## BEGIN INFORMATION PROVIDED
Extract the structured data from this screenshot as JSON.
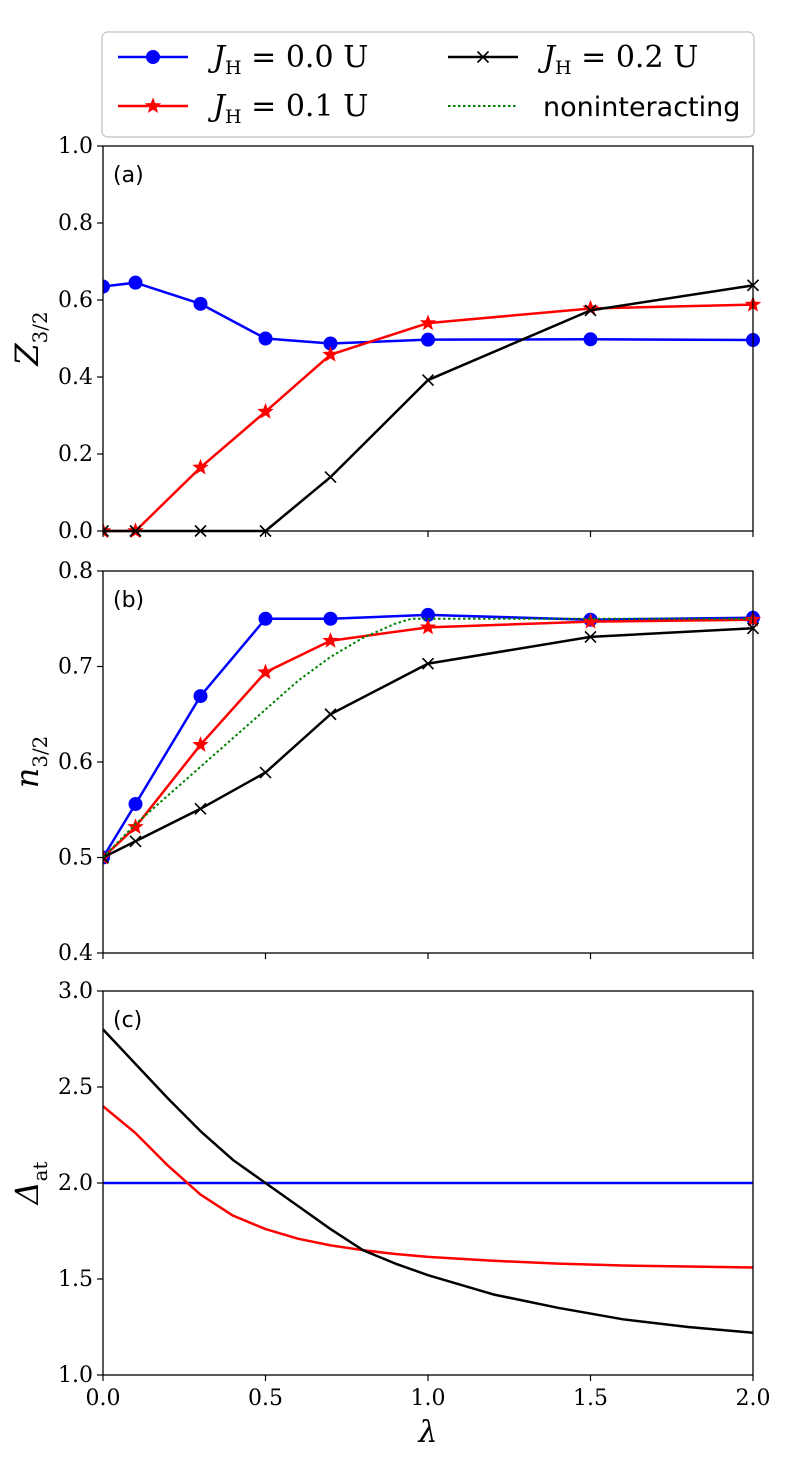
{
  "legend": {
    "entries": [
      {
        "series_index": 0,
        "symbol": "J",
        "subscript": "H",
        "value_text": " = 0.0 U"
      },
      {
        "series_index": 1,
        "symbol": "J",
        "subscript": "H",
        "value_text": " = 0.1 U"
      },
      {
        "series_index": 2,
        "symbol": "J",
        "subscript": "H",
        "value_text": " = 0.2 U"
      },
      {
        "series_index": 3,
        "text": "noninteracting"
      }
    ]
  },
  "colors": {
    "jh00": "#0000ff",
    "jh01": "#ff0000",
    "jh02": "#000000",
    "noninteracting": "#008000"
  },
  "chart_data": [
    {
      "type": "line",
      "panel_label": "(a)",
      "ylabel": {
        "symbol": "Z",
        "subscript": "3/2"
      },
      "xlabel": "",
      "xlim": [
        0,
        2.0
      ],
      "ylim": [
        0,
        1.0
      ],
      "xticks": [
        0.0,
        0.5,
        1.0,
        1.5,
        2.0
      ],
      "yticks": [
        0.0,
        0.2,
        0.4,
        0.6,
        0.8,
        1.0
      ],
      "ytick_labels": [
        "0.0",
        "0.2",
        "0.4",
        "0.6",
        "0.8",
        "1.0"
      ],
      "series": [
        {
          "name": "J_H = 0.0 U",
          "marker": "circle",
          "color": "#0000ff",
          "x": [
            0.0,
            0.1,
            0.3,
            0.5,
            0.7,
            1.0,
            1.5,
            2.0
          ],
          "y": [
            0.635,
            0.645,
            0.59,
            0.5,
            0.487,
            0.497,
            0.498,
            0.496
          ]
        },
        {
          "name": "J_H = 0.1 U",
          "marker": "star",
          "color": "#ff0000",
          "x": [
            0.0,
            0.1,
            0.3,
            0.5,
            0.7,
            1.0,
            1.5,
            2.0
          ],
          "y": [
            0.0,
            0.0,
            0.165,
            0.31,
            0.458,
            0.54,
            0.578,
            0.588
          ]
        },
        {
          "name": "J_H = 0.2 U",
          "marker": "x",
          "color": "#000000",
          "x": [
            0.0,
            0.1,
            0.3,
            0.5,
            0.7,
            1.0,
            1.5,
            2.0
          ],
          "y": [
            0.0,
            0.0,
            0.0,
            0.0,
            0.14,
            0.392,
            0.573,
            0.638
          ]
        }
      ]
    },
    {
      "type": "line",
      "panel_label": "(b)",
      "ylabel": {
        "symbol": "n",
        "subscript": "3/2"
      },
      "xlabel": "",
      "xlim": [
        0,
        2.0
      ],
      "ylim": [
        0.4,
        0.8
      ],
      "xticks": [
        0.0,
        0.5,
        1.0,
        1.5,
        2.0
      ],
      "yticks": [
        0.4,
        0.5,
        0.6,
        0.7,
        0.8
      ],
      "ytick_labels": [
        "0.4",
        "0.5",
        "0.6",
        "0.7",
        "0.8"
      ],
      "series": [
        {
          "name": "J_H = 0.0 U",
          "marker": "circle",
          "color": "#0000ff",
          "x": [
            0.0,
            0.1,
            0.3,
            0.5,
            0.7,
            1.0,
            1.5,
            2.0
          ],
          "y": [
            0.5,
            0.556,
            0.669,
            0.75,
            0.75,
            0.754,
            0.749,
            0.751
          ]
        },
        {
          "name": "J_H = 0.1 U",
          "marker": "star",
          "color": "#ff0000",
          "x": [
            0.0,
            0.1,
            0.3,
            0.5,
            0.7,
            1.0,
            1.5,
            2.0
          ],
          "y": [
            0.5,
            0.532,
            0.618,
            0.694,
            0.727,
            0.741,
            0.747,
            0.749
          ]
        },
        {
          "name": "J_H = 0.2 U",
          "marker": "x",
          "color": "#000000",
          "x": [
            0.0,
            0.1,
            0.3,
            0.5,
            0.7,
            1.0,
            1.5,
            2.0
          ],
          "y": [
            0.5,
            0.517,
            0.551,
            0.589,
            0.65,
            0.703,
            0.731,
            0.74
          ]
        },
        {
          "name": "noninteracting",
          "marker": "none",
          "dashed": true,
          "color": "#008000",
          "x": [
            0.0,
            0.1,
            0.2,
            0.3,
            0.4,
            0.5,
            0.6,
            0.7,
            0.8,
            0.9,
            0.95,
            1.0,
            1.5,
            2.0
          ],
          "y": [
            0.5,
            0.535,
            0.565,
            0.595,
            0.625,
            0.655,
            0.685,
            0.71,
            0.73,
            0.745,
            0.75,
            0.75,
            0.75,
            0.75
          ]
        }
      ]
    },
    {
      "type": "line",
      "panel_label": "(c)",
      "ylabel": {
        "symbol": "Δ",
        "subscript": "at"
      },
      "xlabel": "λ",
      "xlim": [
        0,
        2.0
      ],
      "ylim": [
        1.0,
        3.0
      ],
      "xticks": [
        0.0,
        0.5,
        1.0,
        1.5,
        2.0
      ],
      "xtick_labels": [
        "0.0",
        "0.5",
        "1.0",
        "1.5",
        "2.0"
      ],
      "yticks": [
        1.0,
        1.5,
        2.0,
        2.5,
        3.0
      ],
      "ytick_labels": [
        "1.0",
        "1.5",
        "2.0",
        "2.5",
        "3.0"
      ],
      "series": [
        {
          "name": "J_H = 0.0 U",
          "marker": "none",
          "color": "#0000ff",
          "x": [
            0.0,
            2.0
          ],
          "y": [
            2.0,
            2.0
          ]
        },
        {
          "name": "J_H = 0.1 U",
          "marker": "none",
          "color": "#ff0000",
          "x": [
            0.0,
            0.1,
            0.2,
            0.3,
            0.4,
            0.5,
            0.6,
            0.7,
            0.8,
            0.9,
            1.0,
            1.2,
            1.4,
            1.6,
            1.8,
            2.0
          ],
          "y": [
            2.4,
            2.26,
            2.09,
            1.94,
            1.83,
            1.76,
            1.71,
            1.675,
            1.65,
            1.63,
            1.615,
            1.595,
            1.58,
            1.57,
            1.565,
            1.56
          ]
        },
        {
          "name": "J_H = 0.2 U",
          "marker": "none",
          "color": "#000000",
          "x": [
            0.0,
            0.1,
            0.2,
            0.3,
            0.4,
            0.5,
            0.6,
            0.7,
            0.8,
            0.9,
            1.0,
            1.2,
            1.4,
            1.6,
            1.8,
            2.0
          ],
          "y": [
            2.8,
            2.62,
            2.44,
            2.27,
            2.12,
            2.0,
            1.88,
            1.76,
            1.65,
            1.58,
            1.52,
            1.42,
            1.35,
            1.29,
            1.25,
            1.22
          ]
        }
      ]
    }
  ]
}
## END INFORMATION PROVIDED
Omitting all images, retype each line of the records precisely.

Extract the structured data from this screenshot as JSON.
{
  "legend": {
    "entries": [
      {
        "series_index": 0,
        "symbol": "J",
        "subscript": "H",
        "value_text": " = 0.0 U"
      },
      {
        "series_index": 1,
        "symbol": "J",
        "subscript": "H",
        "value_text": " = 0.1 U"
      },
      {
        "series_index": 2,
        "symbol": "J",
        "subscript": "H",
        "value_text": " = 0.2 U"
      },
      {
        "series_index": 3,
        "text": "noninteracting"
      }
    ]
  },
  "colors": {
    "jh00": "#0000ff",
    "jh01": "#ff0000",
    "jh02": "#000000",
    "noninteracting": "#008000"
  },
  "chart_data": [
    {
      "type": "line",
      "panel_label": "(a)",
      "ylabel": {
        "symbol": "Z",
        "subscript": "3/2"
      },
      "xlabel": "",
      "xlim": [
        0,
        2.0
      ],
      "ylim": [
        0,
        1.0
      ],
      "xticks": [
        0.0,
        0.5,
        1.0,
        1.5,
        2.0
      ],
      "yticks": [
        0.0,
        0.2,
        0.4,
        0.6,
        0.8,
        1.0
      ],
      "ytick_labels": [
        "0.0",
        "0.2",
        "0.4",
        "0.6",
        "0.8",
        "1.0"
      ],
      "series": [
        {
          "name": "J_H = 0.0 U",
          "marker": "circle",
          "color": "#0000ff",
          "x": [
            0.0,
            0.1,
            0.3,
            0.5,
            0.7,
            1.0,
            1.5,
            2.0
          ],
          "y": [
            0.635,
            0.645,
            0.59,
            0.5,
            0.487,
            0.497,
            0.498,
            0.496
          ]
        },
        {
          "name": "J_H = 0.1 U",
          "marker": "star",
          "color": "#ff0000",
          "x": [
            0.0,
            0.1,
            0.3,
            0.5,
            0.7,
            1.0,
            1.5,
            2.0
          ],
          "y": [
            0.0,
            0.0,
            0.165,
            0.31,
            0.458,
            0.54,
            0.578,
            0.588
          ]
        },
        {
          "name": "J_H = 0.2 U",
          "marker": "x",
          "color": "#000000",
          "x": [
            0.0,
            0.1,
            0.3,
            0.5,
            0.7,
            1.0,
            1.5,
            2.0
          ],
          "y": [
            0.0,
            0.0,
            0.0,
            0.0,
            0.14,
            0.392,
            0.573,
            0.638
          ]
        }
      ]
    },
    {
      "type": "line",
      "panel_label": "(b)",
      "ylabel": {
        "symbol": "n",
        "subscript": "3/2"
      },
      "xlabel": "",
      "xlim": [
        0,
        2.0
      ],
      "ylim": [
        0.4,
        0.8
      ],
      "xticks": [
        0.0,
        0.5,
        1.0,
        1.5,
        2.0
      ],
      "yticks": [
        0.4,
        0.5,
        0.6,
        0.7,
        0.8
      ],
      "ytick_labels": [
        "0.4",
        "0.5",
        "0.6",
        "0.7",
        "0.8"
      ],
      "series": [
        {
          "name": "J_H = 0.0 U",
          "marker": "circle",
          "color": "#0000ff",
          "x": [
            0.0,
            0.1,
            0.3,
            0.5,
            0.7,
            1.0,
            1.5,
            2.0
          ],
          "y": [
            0.5,
            0.556,
            0.669,
            0.75,
            0.75,
            0.754,
            0.749,
            0.751
          ]
        },
        {
          "name": "J_H = 0.1 U",
          "marker": "star",
          "color": "#ff0000",
          "x": [
            0.0,
            0.1,
            0.3,
            0.5,
            0.7,
            1.0,
            1.5,
            2.0
          ],
          "y": [
            0.5,
            0.532,
            0.618,
            0.694,
            0.727,
            0.741,
            0.747,
            0.749
          ]
        },
        {
          "name": "J_H = 0.2 U",
          "marker": "x",
          "color": "#000000",
          "x": [
            0.0,
            0.1,
            0.3,
            0.5,
            0.7,
            1.0,
            1.5,
            2.0
          ],
          "y": [
            0.5,
            0.517,
            0.551,
            0.589,
            0.65,
            0.703,
            0.731,
            0.74
          ]
        },
        {
          "name": "noninteracting",
          "marker": "none",
          "dashed": true,
          "color": "#008000",
          "x": [
            0.0,
            0.1,
            0.2,
            0.3,
            0.4,
            0.5,
            0.6,
            0.7,
            0.8,
            0.9,
            0.95,
            1.0,
            1.5,
            2.0
          ],
          "y": [
            0.5,
            0.535,
            0.565,
            0.595,
            0.625,
            0.655,
            0.685,
            0.71,
            0.73,
            0.745,
            0.75,
            0.75,
            0.75,
            0.75
          ]
        }
      ]
    },
    {
      "type": "line",
      "panel_label": "(c)",
      "ylabel": {
        "symbol": "Δ",
        "subscript": "at"
      },
      "xlabel": "λ",
      "xlim": [
        0,
        2.0
      ],
      "ylim": [
        1.0,
        3.0
      ],
      "xticks": [
        0.0,
        0.5,
        1.0,
        1.5,
        2.0
      ],
      "xtick_labels": [
        "0.0",
        "0.5",
        "1.0",
        "1.5",
        "2.0"
      ],
      "yticks": [
        1.0,
        1.5,
        2.0,
        2.5,
        3.0
      ],
      "ytick_labels": [
        "1.0",
        "1.5",
        "2.0",
        "2.5",
        "3.0"
      ],
      "series": [
        {
          "name": "J_H = 0.0 U",
          "marker": "none",
          "color": "#0000ff",
          "x": [
            0.0,
            2.0
          ],
          "y": [
            2.0,
            2.0
          ]
        },
        {
          "name": "J_H = 0.1 U",
          "marker": "none",
          "color": "#ff0000",
          "x": [
            0.0,
            0.1,
            0.2,
            0.3,
            0.4,
            0.5,
            0.6,
            0.7,
            0.8,
            0.9,
            1.0,
            1.2,
            1.4,
            1.6,
            1.8,
            2.0
          ],
          "y": [
            2.4,
            2.26,
            2.09,
            1.94,
            1.83,
            1.76,
            1.71,
            1.675,
            1.65,
            1.63,
            1.615,
            1.595,
            1.58,
            1.57,
            1.565,
            1.56
          ]
        },
        {
          "name": "J_H = 0.2 U",
          "marker": "none",
          "color": "#000000",
          "x": [
            0.0,
            0.1,
            0.2,
            0.3,
            0.4,
            0.5,
            0.6,
            0.7,
            0.8,
            0.9,
            1.0,
            1.2,
            1.4,
            1.6,
            1.8,
            2.0
          ],
          "y": [
            2.8,
            2.62,
            2.44,
            2.27,
            2.12,
            2.0,
            1.88,
            1.76,
            1.65,
            1.58,
            1.52,
            1.42,
            1.35,
            1.29,
            1.25,
            1.22
          ]
        }
      ]
    }
  ]
}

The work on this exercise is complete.